## The records
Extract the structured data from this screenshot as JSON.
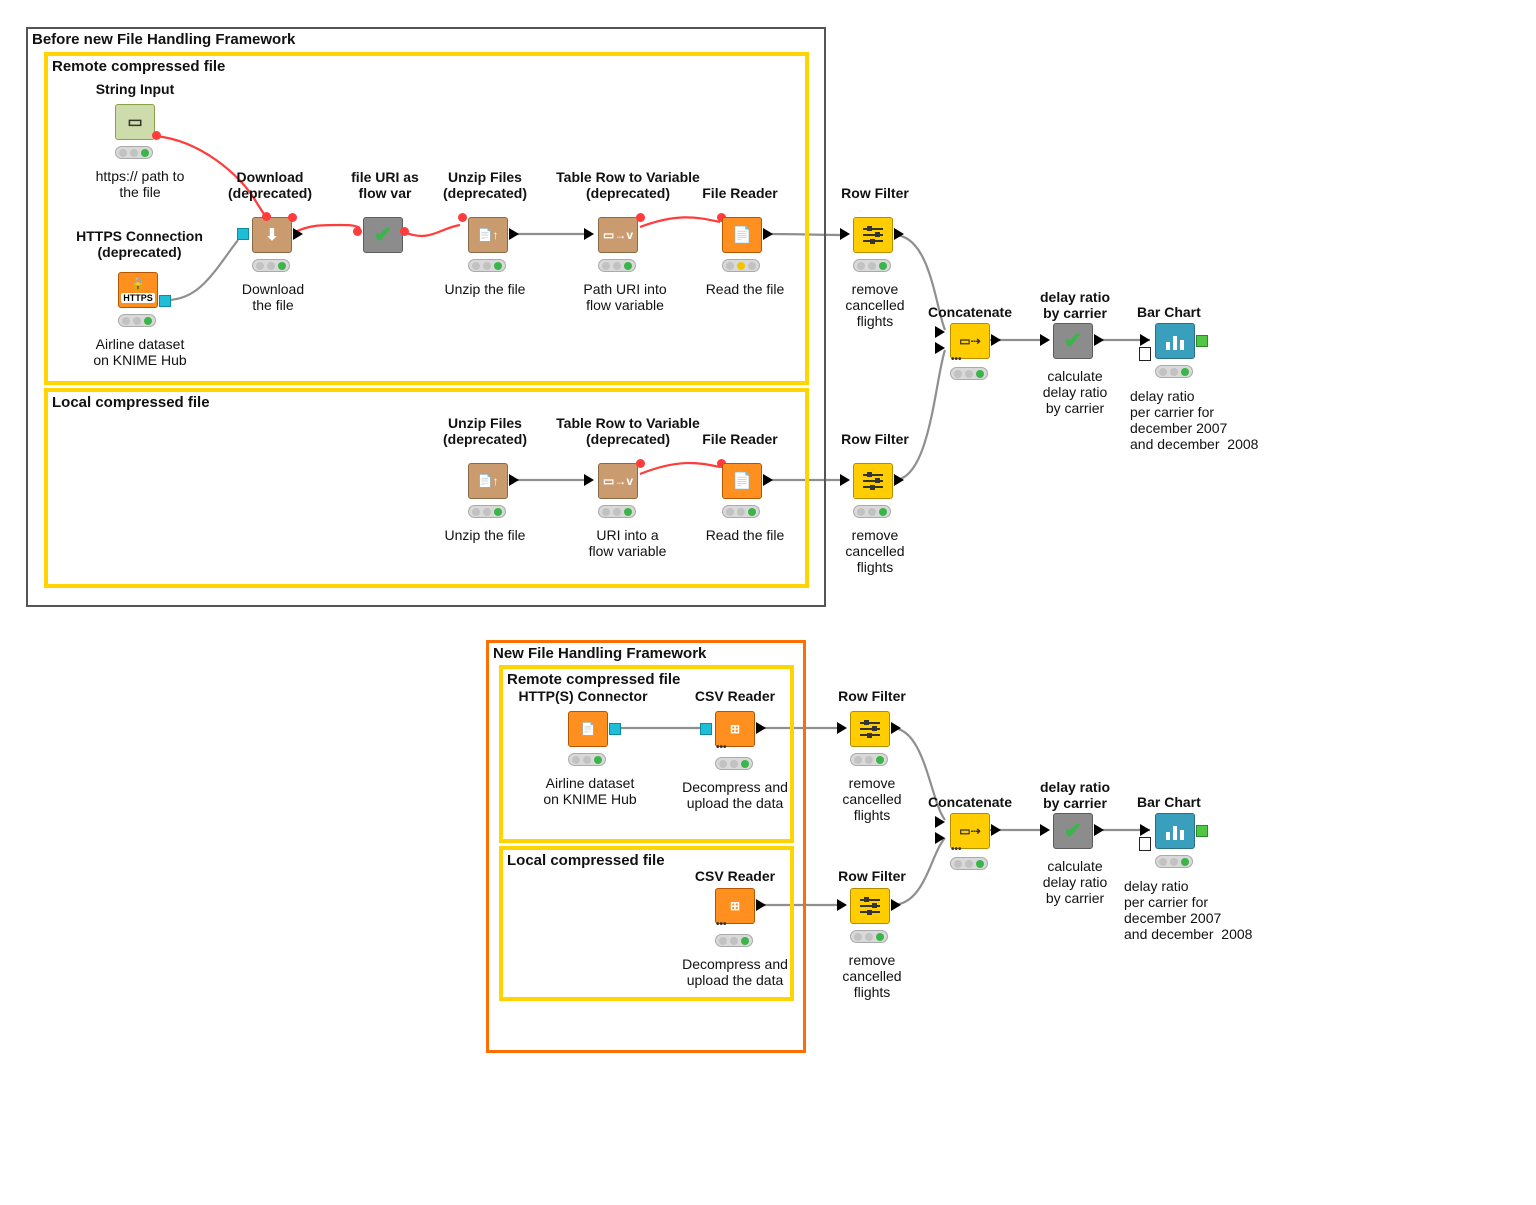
{
  "frames": {
    "before": {
      "title": "Before new File Handling Framework"
    },
    "before_remote": {
      "title": "Remote compressed file"
    },
    "before_local": {
      "title": "Local compressed file"
    },
    "after": {
      "title": "New File Handling Framework"
    },
    "after_remote": {
      "title": "Remote compressed file"
    },
    "after_local": {
      "title": "Local compressed file"
    }
  },
  "nodes": {
    "before": {
      "string_input": {
        "title": "String Input",
        "desc": "https:// path to\nthe file"
      },
      "https_conn": {
        "title": "HTTPS Connection\n(deprecated)",
        "desc": "Airline dataset\non KNIME Hub"
      },
      "download": {
        "title": "Download\n(deprecated)",
        "desc": "Download\nthe file"
      },
      "file_uri": {
        "title": "file URI as\nflow var",
        "desc": ""
      },
      "unzip1": {
        "title": "Unzip Files\n(deprecated)",
        "desc": "Unzip the file"
      },
      "trv1": {
        "title": "Table Row to Variable\n(deprecated)",
        "desc": "Path URI into\nflow variable"
      },
      "file_reader1": {
        "title": "File Reader",
        "desc": "Read the file"
      },
      "row_filter1": {
        "title": "Row Filter",
        "desc": "remove\ncancelled\nflights"
      },
      "unzip2": {
        "title": "Unzip Files\n(deprecated)",
        "desc": "Unzip the file"
      },
      "trv2": {
        "title": "Table Row to Variable\n(deprecated)",
        "desc": "URI into a\nflow variable"
      },
      "file_reader2": {
        "title": "File Reader",
        "desc": "Read the file"
      },
      "row_filter2": {
        "title": "Row Filter",
        "desc": "remove\ncancelled\nflights"
      },
      "concat": {
        "title": "Concatenate",
        "desc": ""
      },
      "delay_ratio": {
        "title": "delay ratio\nby carrier",
        "desc": "calculate\ndelay ratio\nby carrier"
      },
      "bar_chart": {
        "title": "Bar Chart",
        "desc": "delay ratio\nper carrier for\ndecember 2007\nand december  2008"
      }
    },
    "after": {
      "https_conn": {
        "title": "HTTP(S) Connector",
        "desc": "Airline dataset\non KNIME Hub"
      },
      "csv_reader1": {
        "title": "CSV Reader",
        "desc": "Decompress and\nupload the data"
      },
      "row_filter1": {
        "title": "Row Filter",
        "desc": "remove\ncancelled\nflights"
      },
      "csv_reader2": {
        "title": "CSV Reader",
        "desc": "Decompress and\nupload the data"
      },
      "row_filter2": {
        "title": "Row Filter",
        "desc": "remove\ncancelled\nflights"
      },
      "concat": {
        "title": "Concatenate",
        "desc": ""
      },
      "delay_ratio": {
        "title": "delay ratio\nby carrier",
        "desc": "calculate\ndelay ratio\nby carrier"
      },
      "bar_chart": {
        "title": "Bar Chart",
        "desc": "delay ratio\nper carrier for\ndecember 2007\nand december  2008"
      }
    }
  },
  "colors": {
    "node_orange": "#ff8f1e",
    "node_tan": "#c99b6e",
    "node_yellow": "#ffcd00",
    "node_gray": "#8c8c8c",
    "node_blue": "#3a9fbd",
    "border_gray": "#555555",
    "border_orange": "#ff6e00",
    "annotation_yellow": "#ffd400",
    "wire_gray": "#8f8f8f",
    "wire_red": "#ff3b3b"
  }
}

## Stated exercise
From the listing above, return each line with the word "Handling".

## Task solution
      "title": "Before new File Handling Framework"
      "title": "New File Handling Framework"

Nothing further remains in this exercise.